MATERIALS PROVIDED
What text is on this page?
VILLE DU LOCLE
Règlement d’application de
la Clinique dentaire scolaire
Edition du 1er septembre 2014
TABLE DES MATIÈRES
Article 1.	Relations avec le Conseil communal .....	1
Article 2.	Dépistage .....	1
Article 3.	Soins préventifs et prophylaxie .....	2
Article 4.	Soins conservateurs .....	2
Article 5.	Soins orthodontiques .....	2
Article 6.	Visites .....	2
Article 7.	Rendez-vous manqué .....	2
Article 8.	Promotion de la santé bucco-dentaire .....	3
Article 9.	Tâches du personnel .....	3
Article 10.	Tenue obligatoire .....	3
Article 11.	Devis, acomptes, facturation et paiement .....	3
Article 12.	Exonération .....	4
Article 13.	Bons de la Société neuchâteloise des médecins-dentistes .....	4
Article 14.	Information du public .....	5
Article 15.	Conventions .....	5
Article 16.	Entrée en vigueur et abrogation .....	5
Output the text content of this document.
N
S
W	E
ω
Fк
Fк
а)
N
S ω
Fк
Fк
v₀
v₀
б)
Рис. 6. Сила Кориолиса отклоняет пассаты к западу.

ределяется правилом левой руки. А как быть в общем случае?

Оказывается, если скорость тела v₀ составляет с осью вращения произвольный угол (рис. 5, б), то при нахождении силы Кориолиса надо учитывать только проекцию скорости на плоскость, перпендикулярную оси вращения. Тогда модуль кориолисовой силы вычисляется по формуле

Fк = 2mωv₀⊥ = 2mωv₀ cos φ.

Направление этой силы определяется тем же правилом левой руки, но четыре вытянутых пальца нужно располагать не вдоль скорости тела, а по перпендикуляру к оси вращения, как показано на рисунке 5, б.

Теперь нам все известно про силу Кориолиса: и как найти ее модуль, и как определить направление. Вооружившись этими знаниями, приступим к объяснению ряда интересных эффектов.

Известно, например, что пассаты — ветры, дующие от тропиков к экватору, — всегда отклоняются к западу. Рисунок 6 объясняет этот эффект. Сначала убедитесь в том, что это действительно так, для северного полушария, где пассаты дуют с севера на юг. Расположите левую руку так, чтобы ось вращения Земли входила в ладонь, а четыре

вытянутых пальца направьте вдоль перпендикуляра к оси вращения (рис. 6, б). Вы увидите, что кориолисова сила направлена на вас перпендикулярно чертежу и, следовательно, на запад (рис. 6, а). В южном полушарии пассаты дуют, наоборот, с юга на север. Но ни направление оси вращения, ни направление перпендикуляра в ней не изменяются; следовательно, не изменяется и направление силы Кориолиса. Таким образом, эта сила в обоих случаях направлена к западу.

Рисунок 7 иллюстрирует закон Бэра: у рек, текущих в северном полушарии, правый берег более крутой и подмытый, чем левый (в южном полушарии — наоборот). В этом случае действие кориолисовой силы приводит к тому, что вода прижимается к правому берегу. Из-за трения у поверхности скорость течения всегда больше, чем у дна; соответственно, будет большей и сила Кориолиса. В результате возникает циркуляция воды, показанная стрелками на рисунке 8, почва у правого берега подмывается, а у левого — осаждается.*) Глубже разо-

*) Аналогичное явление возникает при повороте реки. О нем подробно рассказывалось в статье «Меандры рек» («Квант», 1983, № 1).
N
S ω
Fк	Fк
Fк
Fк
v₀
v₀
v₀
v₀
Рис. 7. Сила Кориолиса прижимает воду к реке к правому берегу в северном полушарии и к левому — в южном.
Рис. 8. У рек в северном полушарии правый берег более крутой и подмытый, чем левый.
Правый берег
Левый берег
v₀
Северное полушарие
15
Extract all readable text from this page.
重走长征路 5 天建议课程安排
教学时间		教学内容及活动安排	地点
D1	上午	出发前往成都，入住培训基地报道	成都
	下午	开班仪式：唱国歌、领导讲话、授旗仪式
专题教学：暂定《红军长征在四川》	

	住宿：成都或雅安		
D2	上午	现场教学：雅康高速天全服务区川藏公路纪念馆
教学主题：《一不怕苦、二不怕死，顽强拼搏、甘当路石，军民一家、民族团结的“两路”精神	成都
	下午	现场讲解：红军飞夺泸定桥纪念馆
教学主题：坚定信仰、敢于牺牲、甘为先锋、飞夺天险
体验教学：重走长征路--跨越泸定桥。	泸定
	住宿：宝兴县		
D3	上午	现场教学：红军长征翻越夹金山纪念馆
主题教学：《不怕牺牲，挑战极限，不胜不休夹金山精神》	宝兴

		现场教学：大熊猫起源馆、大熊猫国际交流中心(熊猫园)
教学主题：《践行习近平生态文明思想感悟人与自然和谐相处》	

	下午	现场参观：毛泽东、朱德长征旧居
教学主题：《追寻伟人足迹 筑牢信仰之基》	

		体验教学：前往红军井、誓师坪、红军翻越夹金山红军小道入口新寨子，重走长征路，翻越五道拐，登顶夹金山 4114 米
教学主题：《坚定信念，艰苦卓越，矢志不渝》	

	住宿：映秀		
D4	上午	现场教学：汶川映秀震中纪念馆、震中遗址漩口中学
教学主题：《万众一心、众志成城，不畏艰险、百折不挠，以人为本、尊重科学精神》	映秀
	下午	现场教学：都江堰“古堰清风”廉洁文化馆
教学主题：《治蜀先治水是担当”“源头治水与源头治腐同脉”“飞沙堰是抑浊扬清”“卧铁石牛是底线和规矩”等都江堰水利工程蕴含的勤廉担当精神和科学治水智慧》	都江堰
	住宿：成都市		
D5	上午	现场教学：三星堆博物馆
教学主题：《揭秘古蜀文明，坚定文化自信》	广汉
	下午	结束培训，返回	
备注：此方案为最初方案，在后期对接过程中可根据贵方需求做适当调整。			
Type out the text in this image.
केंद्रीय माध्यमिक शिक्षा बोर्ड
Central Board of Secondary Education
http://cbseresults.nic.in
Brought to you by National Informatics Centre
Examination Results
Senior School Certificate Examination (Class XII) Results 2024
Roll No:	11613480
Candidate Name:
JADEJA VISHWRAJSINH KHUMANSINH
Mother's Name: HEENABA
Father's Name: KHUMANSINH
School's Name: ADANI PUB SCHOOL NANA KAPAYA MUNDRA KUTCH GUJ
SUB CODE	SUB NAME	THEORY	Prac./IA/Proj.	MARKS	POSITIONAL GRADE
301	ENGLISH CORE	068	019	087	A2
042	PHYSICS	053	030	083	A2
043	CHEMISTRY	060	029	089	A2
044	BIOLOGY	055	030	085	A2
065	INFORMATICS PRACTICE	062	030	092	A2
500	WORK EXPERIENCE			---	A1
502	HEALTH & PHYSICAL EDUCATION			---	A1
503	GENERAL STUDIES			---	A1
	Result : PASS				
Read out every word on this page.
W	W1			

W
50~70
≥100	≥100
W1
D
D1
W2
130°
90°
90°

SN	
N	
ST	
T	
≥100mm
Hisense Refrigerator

EXERCISE DESCRIPTION
Find the line containing "Type out the text in this image.", then output it and every line after it to the end of the data, exactly.

RESPONSE
Type out the text in this image.
केंद्रीय माध्यमिक शिक्षा बोर्ड
Central Board of Secondary Education
http://cbseresults.nic.in
Brought to you by National Informatics Centre
Examination Results
Senior School Certificate Examination (Class XII) Results 2024
Roll No:	11613480
Candidate Name:
JADEJA VISHWRAJSINH KHUMANSINH
Mother's Name: HEENABA
Father's Name: KHUMANSINH
School's Name: ADANI PUB SCHOOL NANA KAPAYA MUNDRA KUTCH GUJ
SUB CODE	SUB NAME	THEORY	Prac./IA/Proj.	MARKS	POSITIONAL GRADE
301	ENGLISH CORE	068	019	087	A2
042	PHYSICS	053	030	083	A2
043	CHEMISTRY	060	029	089	A2
044	BIOLOGY	055	030	085	A2
065	INFORMATICS PRACTICE	062	030	092	A2
500	WORK EXPERIENCE			---	A1
502	HEALTH & PHYSICAL EDUCATION			---	A1
503	GENERAL STUDIES			---	A1
	Result : PASS				
Read out every word on this page.
W	W1			

W
50~70
≥100	≥100
W1
D
D1
W2
130°
90°
90°

SN	
N	
ST	
T	
≥100mm
Hisense Refrigerator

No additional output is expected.